- **DATA EXTRACT**:

╔══

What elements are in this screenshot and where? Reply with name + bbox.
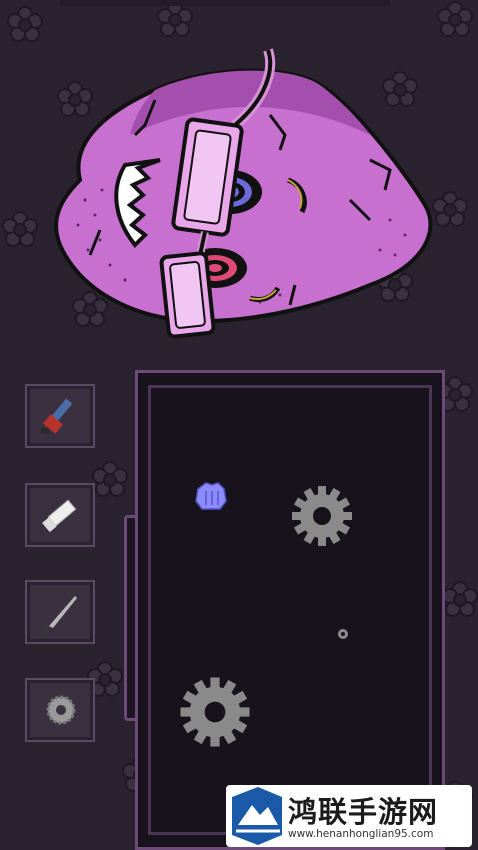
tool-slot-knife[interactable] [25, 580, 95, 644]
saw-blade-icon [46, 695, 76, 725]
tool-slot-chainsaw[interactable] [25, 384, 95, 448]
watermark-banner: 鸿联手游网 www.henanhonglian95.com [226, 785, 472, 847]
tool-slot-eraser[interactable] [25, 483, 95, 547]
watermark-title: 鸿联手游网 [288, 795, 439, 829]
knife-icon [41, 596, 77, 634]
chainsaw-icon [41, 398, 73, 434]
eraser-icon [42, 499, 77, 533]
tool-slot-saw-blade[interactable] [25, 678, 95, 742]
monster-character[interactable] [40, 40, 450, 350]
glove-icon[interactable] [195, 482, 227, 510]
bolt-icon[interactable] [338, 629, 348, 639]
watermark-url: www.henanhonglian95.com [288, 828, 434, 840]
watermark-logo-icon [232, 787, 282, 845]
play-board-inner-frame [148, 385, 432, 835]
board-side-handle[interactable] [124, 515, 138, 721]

╚══
╔══

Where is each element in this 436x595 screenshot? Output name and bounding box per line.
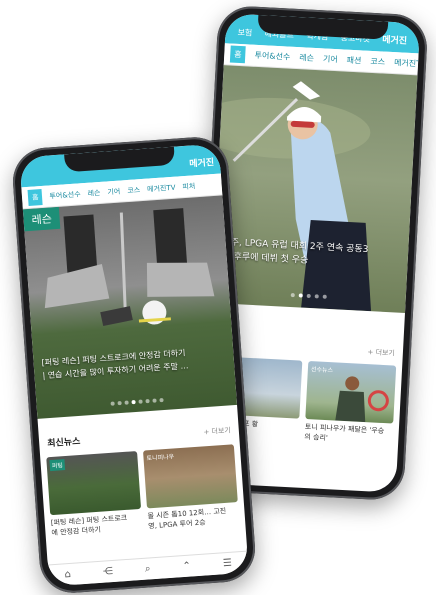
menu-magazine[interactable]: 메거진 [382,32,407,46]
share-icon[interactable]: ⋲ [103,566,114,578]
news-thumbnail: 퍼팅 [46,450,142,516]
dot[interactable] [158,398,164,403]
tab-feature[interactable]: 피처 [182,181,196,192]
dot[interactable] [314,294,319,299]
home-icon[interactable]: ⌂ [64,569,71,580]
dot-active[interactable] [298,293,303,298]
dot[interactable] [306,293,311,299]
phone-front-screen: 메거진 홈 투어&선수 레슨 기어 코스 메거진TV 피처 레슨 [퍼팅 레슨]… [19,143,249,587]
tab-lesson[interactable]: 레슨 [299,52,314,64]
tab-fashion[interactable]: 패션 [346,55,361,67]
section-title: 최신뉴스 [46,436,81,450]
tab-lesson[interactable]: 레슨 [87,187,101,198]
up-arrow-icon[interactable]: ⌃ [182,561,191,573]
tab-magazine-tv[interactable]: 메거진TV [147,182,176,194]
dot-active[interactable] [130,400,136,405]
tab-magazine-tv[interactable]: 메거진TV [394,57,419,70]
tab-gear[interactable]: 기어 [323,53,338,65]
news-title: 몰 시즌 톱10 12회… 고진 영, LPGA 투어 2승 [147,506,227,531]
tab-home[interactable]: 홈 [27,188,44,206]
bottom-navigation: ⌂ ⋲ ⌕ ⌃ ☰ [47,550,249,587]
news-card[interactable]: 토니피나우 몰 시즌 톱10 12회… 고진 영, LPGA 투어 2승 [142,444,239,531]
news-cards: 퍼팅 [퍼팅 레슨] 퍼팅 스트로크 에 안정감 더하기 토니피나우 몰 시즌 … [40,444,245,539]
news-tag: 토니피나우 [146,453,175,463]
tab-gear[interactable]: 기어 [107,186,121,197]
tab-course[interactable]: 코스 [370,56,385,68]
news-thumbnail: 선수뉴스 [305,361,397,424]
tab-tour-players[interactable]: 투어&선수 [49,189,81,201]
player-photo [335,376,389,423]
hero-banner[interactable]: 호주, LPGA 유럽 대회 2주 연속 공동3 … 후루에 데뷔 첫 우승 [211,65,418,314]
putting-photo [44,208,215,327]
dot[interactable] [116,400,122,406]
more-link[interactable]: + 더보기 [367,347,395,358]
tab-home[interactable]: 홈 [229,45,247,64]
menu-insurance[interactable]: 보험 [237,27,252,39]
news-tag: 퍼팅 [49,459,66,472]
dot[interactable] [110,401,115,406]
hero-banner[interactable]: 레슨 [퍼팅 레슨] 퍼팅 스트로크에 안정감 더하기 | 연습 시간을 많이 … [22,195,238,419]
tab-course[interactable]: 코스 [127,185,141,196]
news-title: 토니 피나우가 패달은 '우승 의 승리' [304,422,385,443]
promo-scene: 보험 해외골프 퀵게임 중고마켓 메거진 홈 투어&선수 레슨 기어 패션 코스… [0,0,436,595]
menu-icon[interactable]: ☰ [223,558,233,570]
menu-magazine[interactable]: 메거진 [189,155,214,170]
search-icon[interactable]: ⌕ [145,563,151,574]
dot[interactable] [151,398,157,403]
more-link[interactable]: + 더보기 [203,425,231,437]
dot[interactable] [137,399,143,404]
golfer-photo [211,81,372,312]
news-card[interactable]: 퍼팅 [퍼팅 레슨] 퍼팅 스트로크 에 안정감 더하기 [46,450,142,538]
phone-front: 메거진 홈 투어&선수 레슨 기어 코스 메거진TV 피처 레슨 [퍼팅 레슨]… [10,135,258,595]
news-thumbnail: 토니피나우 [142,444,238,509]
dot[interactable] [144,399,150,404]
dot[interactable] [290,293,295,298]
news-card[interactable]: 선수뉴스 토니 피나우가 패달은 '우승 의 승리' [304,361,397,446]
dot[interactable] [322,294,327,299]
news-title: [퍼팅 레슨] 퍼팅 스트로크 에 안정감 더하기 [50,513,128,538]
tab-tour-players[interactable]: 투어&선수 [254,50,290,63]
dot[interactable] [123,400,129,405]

╚══

- **EXERCISE DESCRIPTION**: Reproduce the entries above word for word, starting at the line that contains "menu-magazine[interactable]: 메거진 [382,32,407,46]" and ending at the line that contains "dot-active[interactable] [130,400,136,405]", with both of those lines included.

- **ANSWER TO THE PROBLEM**:
menu-magazine[interactable]: 메거진 [382,32,407,46]
share-icon[interactable]: ⋲ [103,566,114,578]
news-thumbnail: 퍼팅 [46,450,142,516]
dot[interactable] [158,398,164,403]
tab-feature[interactable]: 피처 [182,181,196,192]
dot[interactable] [314,294,319,299]
home-icon[interactable]: ⌂ [64,569,71,580]
dot-active[interactable] [298,293,303,298]
dot[interactable] [306,293,311,299]
phone-front-screen: 메거진 홈 투어&선수 레슨 기어 코스 메거진TV 피처 레슨 [퍼팅 레슨]… [19,143,249,587]
tab-lesson[interactable]: 레슨 [299,52,314,64]
tab-fashion[interactable]: 패션 [346,55,361,67]
section-title: 최신뉴스 [46,436,81,450]
tab-lesson[interactable]: 레슨 [87,187,101,198]
up-arrow-icon[interactable]: ⌃ [182,561,191,573]
tab-magazine-tv[interactable]: 메거진TV [147,182,176,194]
dot-active[interactable] [130,400,136,405]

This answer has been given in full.